>> start Supplied material

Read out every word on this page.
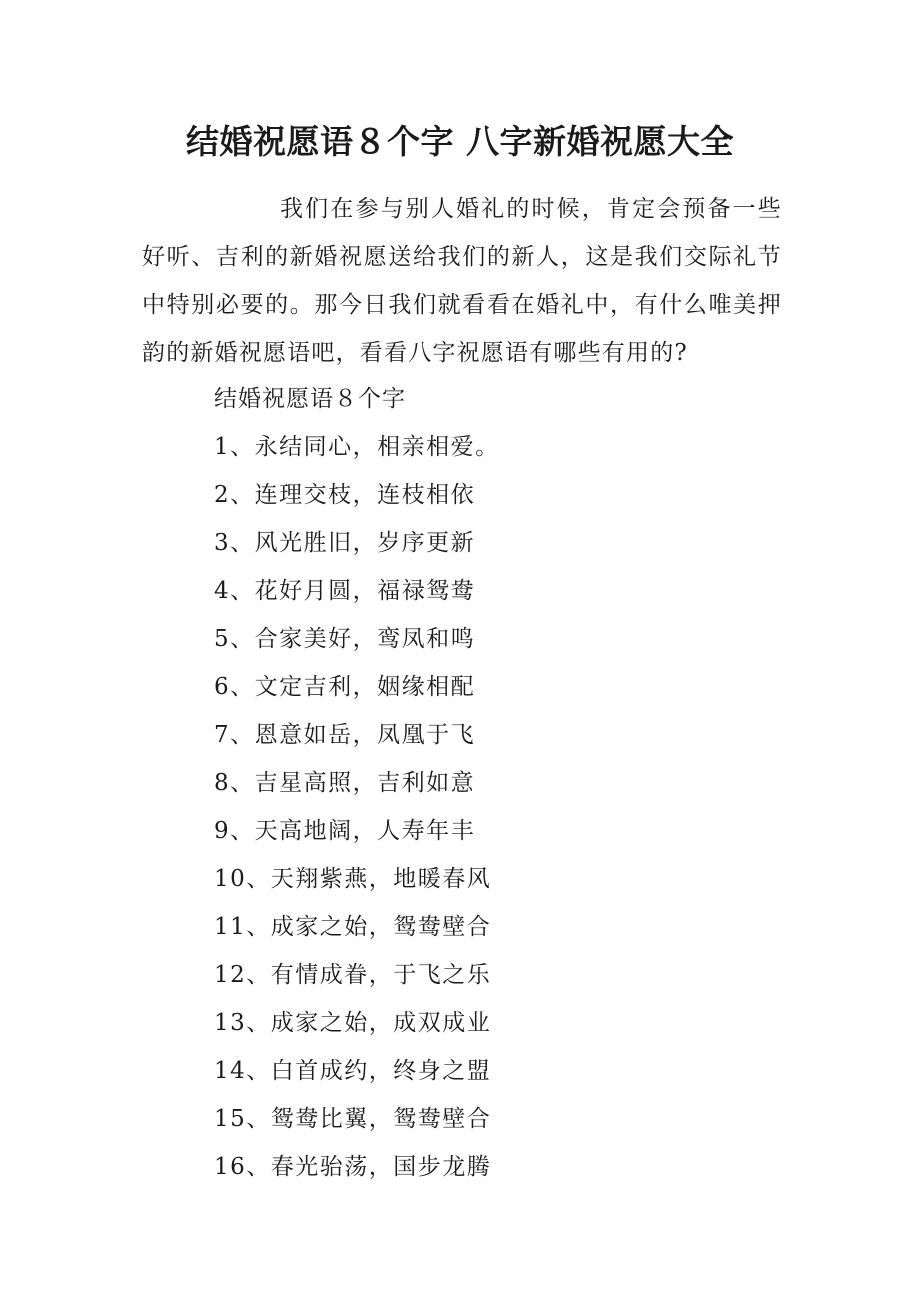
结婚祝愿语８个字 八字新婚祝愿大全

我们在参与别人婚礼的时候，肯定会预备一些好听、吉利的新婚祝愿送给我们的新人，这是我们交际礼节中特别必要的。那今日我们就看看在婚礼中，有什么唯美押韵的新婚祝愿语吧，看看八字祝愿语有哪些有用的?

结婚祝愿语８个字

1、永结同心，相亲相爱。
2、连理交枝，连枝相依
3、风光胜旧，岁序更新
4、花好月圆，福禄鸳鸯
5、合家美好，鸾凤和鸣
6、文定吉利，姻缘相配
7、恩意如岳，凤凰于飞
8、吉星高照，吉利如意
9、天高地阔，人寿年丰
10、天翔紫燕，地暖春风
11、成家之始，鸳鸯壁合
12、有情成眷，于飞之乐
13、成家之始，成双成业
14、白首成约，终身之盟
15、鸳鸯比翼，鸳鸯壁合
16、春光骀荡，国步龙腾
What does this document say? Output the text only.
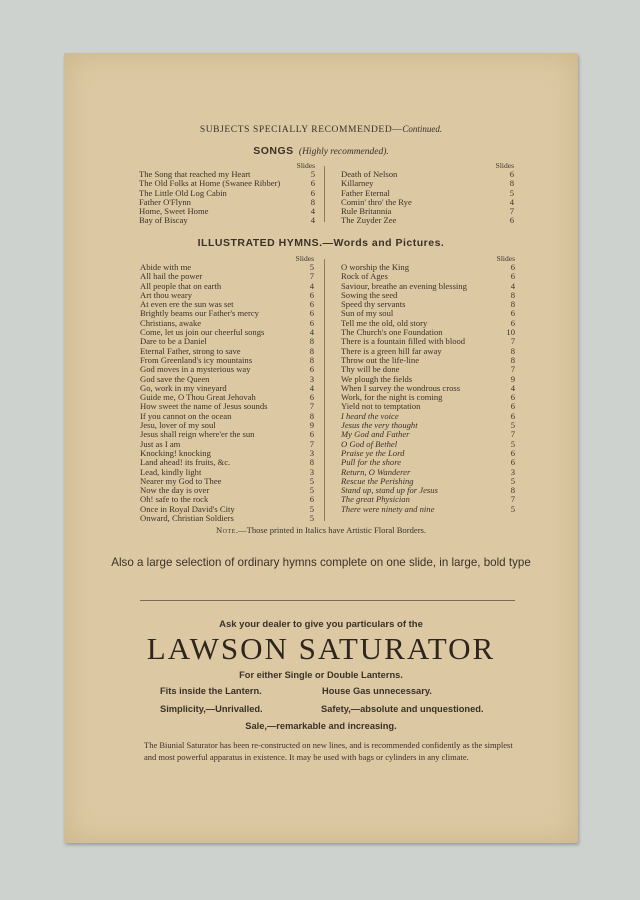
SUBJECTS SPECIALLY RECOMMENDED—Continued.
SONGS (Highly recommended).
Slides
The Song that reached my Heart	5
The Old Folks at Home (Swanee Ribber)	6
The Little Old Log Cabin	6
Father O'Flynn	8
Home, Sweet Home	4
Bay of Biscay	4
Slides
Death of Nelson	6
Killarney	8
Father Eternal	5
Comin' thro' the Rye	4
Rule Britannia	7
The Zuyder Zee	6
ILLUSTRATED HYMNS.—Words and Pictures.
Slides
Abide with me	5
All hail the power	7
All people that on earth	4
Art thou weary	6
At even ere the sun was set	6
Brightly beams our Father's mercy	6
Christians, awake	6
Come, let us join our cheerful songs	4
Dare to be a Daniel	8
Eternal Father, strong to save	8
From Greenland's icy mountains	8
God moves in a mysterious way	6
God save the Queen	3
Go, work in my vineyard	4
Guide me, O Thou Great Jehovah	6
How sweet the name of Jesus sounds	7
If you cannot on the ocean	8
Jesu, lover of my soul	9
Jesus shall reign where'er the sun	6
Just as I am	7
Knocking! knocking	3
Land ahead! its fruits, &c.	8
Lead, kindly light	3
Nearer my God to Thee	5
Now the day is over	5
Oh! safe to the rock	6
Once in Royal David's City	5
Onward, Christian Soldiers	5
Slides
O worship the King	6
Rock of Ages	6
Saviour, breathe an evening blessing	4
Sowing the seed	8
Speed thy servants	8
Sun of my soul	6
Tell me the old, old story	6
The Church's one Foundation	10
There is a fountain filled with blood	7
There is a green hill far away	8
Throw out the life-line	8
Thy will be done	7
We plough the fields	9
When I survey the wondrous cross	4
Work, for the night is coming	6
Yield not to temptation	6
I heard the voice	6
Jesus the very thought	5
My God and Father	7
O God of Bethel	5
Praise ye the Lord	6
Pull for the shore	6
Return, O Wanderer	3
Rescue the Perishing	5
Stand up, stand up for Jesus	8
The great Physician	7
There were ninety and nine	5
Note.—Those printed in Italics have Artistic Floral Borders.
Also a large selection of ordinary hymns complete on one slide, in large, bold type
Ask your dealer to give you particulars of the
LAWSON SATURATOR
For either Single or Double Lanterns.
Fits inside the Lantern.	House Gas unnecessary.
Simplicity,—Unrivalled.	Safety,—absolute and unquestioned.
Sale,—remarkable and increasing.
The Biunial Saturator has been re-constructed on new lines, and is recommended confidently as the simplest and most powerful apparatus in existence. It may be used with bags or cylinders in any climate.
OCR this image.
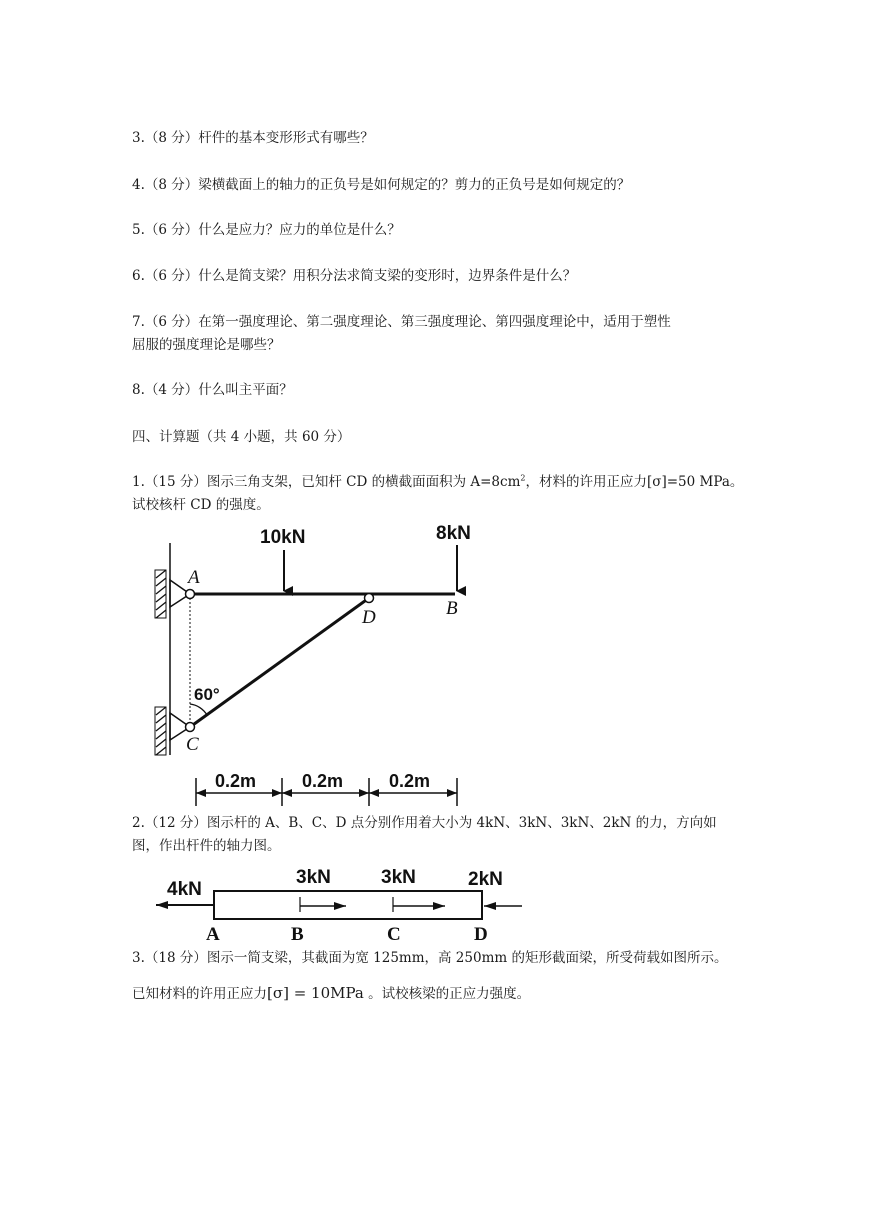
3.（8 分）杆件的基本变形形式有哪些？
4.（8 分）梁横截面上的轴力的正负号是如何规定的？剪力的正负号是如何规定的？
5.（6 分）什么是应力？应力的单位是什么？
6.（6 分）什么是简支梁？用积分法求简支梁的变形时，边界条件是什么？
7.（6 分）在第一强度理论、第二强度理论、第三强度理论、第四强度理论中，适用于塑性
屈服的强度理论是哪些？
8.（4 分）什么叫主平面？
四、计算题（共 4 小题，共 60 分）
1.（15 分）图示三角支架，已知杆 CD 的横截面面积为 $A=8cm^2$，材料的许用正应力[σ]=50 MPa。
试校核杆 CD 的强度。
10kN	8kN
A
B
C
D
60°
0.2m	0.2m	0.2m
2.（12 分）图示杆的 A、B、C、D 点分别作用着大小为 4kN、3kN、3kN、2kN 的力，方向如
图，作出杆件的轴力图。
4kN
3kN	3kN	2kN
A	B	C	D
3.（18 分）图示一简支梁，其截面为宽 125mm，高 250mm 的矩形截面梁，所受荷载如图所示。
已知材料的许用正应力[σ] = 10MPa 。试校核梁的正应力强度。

>> end Supplied material

Work to do: Could you repeat all of the material exactly? Pictures should not be copied.

Finished exercise:
Read out every word on this page.
结婚祝愿语８个字 八字新婚祝愿大全

我们在参与别人婚礼的时候，肯定会预备一些好听、吉利的新婚祝愿送给我们的新人，这是我们交际礼节中特别必要的。那今日我们就看看在婚礼中，有什么唯美押韵的新婚祝愿语吧，看看八字祝愿语有哪些有用的?

结婚祝愿语８个字

1、永结同心，相亲相爱。
2、连理交枝，连枝相依
3、风光胜旧，岁序更新
4、花好月圆，福禄鸳鸯
5、合家美好，鸾凤和鸣
6、文定吉利，姻缘相配
7、恩意如岳，凤凰于飞
8、吉星高照，吉利如意
9、天高地阔，人寿年丰
10、天翔紫燕，地暖春风
11、成家之始，鸳鸯壁合
12、有情成眷，于飞之乐
13、成家之始，成双成业
14、白首成约，终身之盟
15、鸳鸯比翼，鸳鸯壁合
16、春光骀荡，国步龙腾
What does this document say? Output the text only.
SUBJECTS SPECIALLY RECOMMENDED—Continued.
SONGS (Highly recommended).
Slides
The Song that reached my Heart	5
The Old Folks at Home (Swanee Ribber)	6
The Little Old Log Cabin	6
Father O'Flynn	8
Home, Sweet Home	4
Bay of Biscay	4
Slides
Death of Nelson	6
Killarney	8
Father Eternal	5
Comin' thro' the Rye	4
Rule Britannia	7
The Zuyder Zee	6
ILLUSTRATED HYMNS.—Words and Pictures.
Slides
Abide with me	5
All hail the power	7
All people that on earth	4
Art thou weary	6
At even ere the sun was set	6
Brightly beams our Father's mercy	6
Christians, awake	6
Come, let us join our cheerful songs	4
Dare to be a Daniel	8
Eternal Father, strong to save	8
From Greenland's icy mountains	8
God moves in a mysterious way	6
God save the Queen	3
Go, work in my vineyard	4
Guide me, O Thou Great Jehovah	6
How sweet the name of Jesus sounds	7
If you cannot on the ocean	8
Jesu, lover of my soul	9
Jesus shall reign where'er the sun	6
Just as I am	7
Knocking! knocking	3
Land ahead! its fruits, &c.	8
Lead, kindly light	3
Nearer my God to Thee	5
Now the day is over	5
Oh! safe to the rock	6
Once in Royal David's City	5
Onward, Christian Soldiers	5
Slides
O worship the King	6
Rock of Ages	6
Saviour, breathe an evening blessing	4
Sowing the seed	8
Speed thy servants	8
Sun of my soul	6
Tell me the old, old story	6
The Church's one Foundation	10
There is a fountain filled with blood	7
There is a green hill far away	8
Throw out the life-line	8
Thy will be done	7
We plough the fields	9
When I survey the wondrous cross	4
Work, for the night is coming	6
Yield not to temptation	6
I heard the voice	6
Jesus the very thought	5
My God and Father	7
O God of Bethel	5
Praise ye the Lord	6
Pull for the shore	6
Return, O Wanderer	3
Rescue the Perishing	5
Stand up, stand up for Jesus	8
The great Physician	7
There were ninety and nine	5
Note.—Those printed in Italics have Artistic Floral Borders.
Also a large selection of ordinary hymns complete on one slide, in large, bold type
Ask your dealer to give you particulars of the
LAWSON SATURATOR
For either Single or Double Lanterns.
Fits inside the Lantern.	House Gas unnecessary.
Simplicity,—Unrivalled.	Safety,—absolute and unquestioned.
Sale,—remarkable and increasing.
The Biunial Saturator has been re-constructed on new lines, and is recommended confidently as the simplest and most powerful apparatus in existence. It may be used with bags or cylinders in any climate.
OCR this image.
3.（8 分）杆件的基本变形形式有哪些？
4.（8 分）梁横截面上的轴力的正负号是如何规定的？剪力的正负号是如何规定的？
5.（6 分）什么是应力？应力的单位是什么？
6.（6 分）什么是简支梁？用积分法求简支梁的变形时，边界条件是什么？
7.（6 分）在第一强度理论、第二强度理论、第三强度理论、第四强度理论中，适用于塑性
屈服的强度理论是哪些？
8.（4 分）什么叫主平面？
四、计算题（共 4 小题，共 60 分）
1.（15 分）图示三角支架，已知杆 CD 的横截面面积为 $A=8cm^2$，材料的许用正应力[σ]=50 MPa。
试校核杆 CD 的强度。
10kN	8kN
A
B
C
D
60°
0.2m	0.2m	0.2m
2.（12 分）图示杆的 A、B、C、D 点分别作用着大小为 4kN、3kN、3kN、2kN 的力，方向如
图，作出杆件的轴力图。
4kN
3kN	3kN	2kN
A	B	C	D
3.（18 分）图示一简支梁，其截面为宽 125mm，高 250mm 的矩形截面梁，所受荷载如图所示。
已知材料的许用正应力[σ] = 10MPa 。试校核梁的正应力强度。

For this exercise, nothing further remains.